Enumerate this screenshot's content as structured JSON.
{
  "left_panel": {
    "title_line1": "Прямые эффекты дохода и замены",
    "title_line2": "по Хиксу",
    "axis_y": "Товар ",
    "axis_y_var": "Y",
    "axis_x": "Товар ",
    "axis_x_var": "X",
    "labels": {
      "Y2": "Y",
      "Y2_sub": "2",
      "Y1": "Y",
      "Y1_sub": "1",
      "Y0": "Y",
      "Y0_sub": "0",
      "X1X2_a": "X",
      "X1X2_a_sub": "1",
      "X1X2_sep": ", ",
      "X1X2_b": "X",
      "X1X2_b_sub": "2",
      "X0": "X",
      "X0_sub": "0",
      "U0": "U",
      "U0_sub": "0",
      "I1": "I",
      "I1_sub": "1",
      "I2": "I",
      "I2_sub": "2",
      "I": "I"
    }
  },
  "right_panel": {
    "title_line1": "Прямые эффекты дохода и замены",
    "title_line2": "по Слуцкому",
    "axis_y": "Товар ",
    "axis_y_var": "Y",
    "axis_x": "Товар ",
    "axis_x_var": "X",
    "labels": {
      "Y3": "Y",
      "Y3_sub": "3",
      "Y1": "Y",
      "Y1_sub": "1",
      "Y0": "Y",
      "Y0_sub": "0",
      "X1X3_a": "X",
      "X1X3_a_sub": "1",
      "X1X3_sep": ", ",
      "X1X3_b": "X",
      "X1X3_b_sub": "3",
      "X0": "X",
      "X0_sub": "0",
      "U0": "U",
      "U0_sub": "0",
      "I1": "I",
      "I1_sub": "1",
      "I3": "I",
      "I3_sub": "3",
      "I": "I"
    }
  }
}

◆ Stated exercise: The listing above must be transcribed exactly, line by line.

◆ Written response:
Enumerate this screenshot's content as structured JSON.
{
  "left_panel": {
    "title_line1": "Прямые эффекты дохода и замены",
    "title_line2": "по Хиксу",
    "axis_y": "Товар ",
    "axis_y_var": "Y",
    "axis_x": "Товар ",
    "axis_x_var": "X",
    "labels": {
      "Y2": "Y",
      "Y2_sub": "2",
      "Y1": "Y",
      "Y1_sub": "1",
      "Y0": "Y",
      "Y0_sub": "0",
      "X1X2_a": "X",
      "X1X2_a_sub": "1",
      "X1X2_sep": ", ",
      "X1X2_b": "X",
      "X1X2_b_sub": "2",
      "X0": "X",
      "X0_sub": "0",
      "U0": "U",
      "U0_sub": "0",
      "I1": "I",
      "I1_sub": "1",
      "I2": "I",
      "I2_sub": "2",
      "I": "I"
    }
  },
  "right_panel": {
    "title_line1": "Прямые эффекты дохода и замены",
    "title_line2": "по Слуцкому",
    "axis_y": "Товар ",
    "axis_y_var": "Y",
    "axis_x": "Товар ",
    "axis_x_var": "X",
    "labels": {
      "Y3": "Y",
      "Y3_sub": "3",
      "Y1": "Y",
      "Y1_sub": "1",
      "Y0": "Y",
      "Y0_sub": "0",
      "X1X3_a": "X",
      "X1X3_a_sub": "1",
      "X1X3_sep": ", ",
      "X1X3_b": "X",
      "X1X3_b_sub": "3",
      "X0": "X",
      "X0_sub": "0",
      "U0": "U",
      "U0_sub": "0",
      "I1": "I",
      "I1_sub": "1",
      "I3": "I",
      "I3_sub": "3",
      "I": "I"
    }
  }
}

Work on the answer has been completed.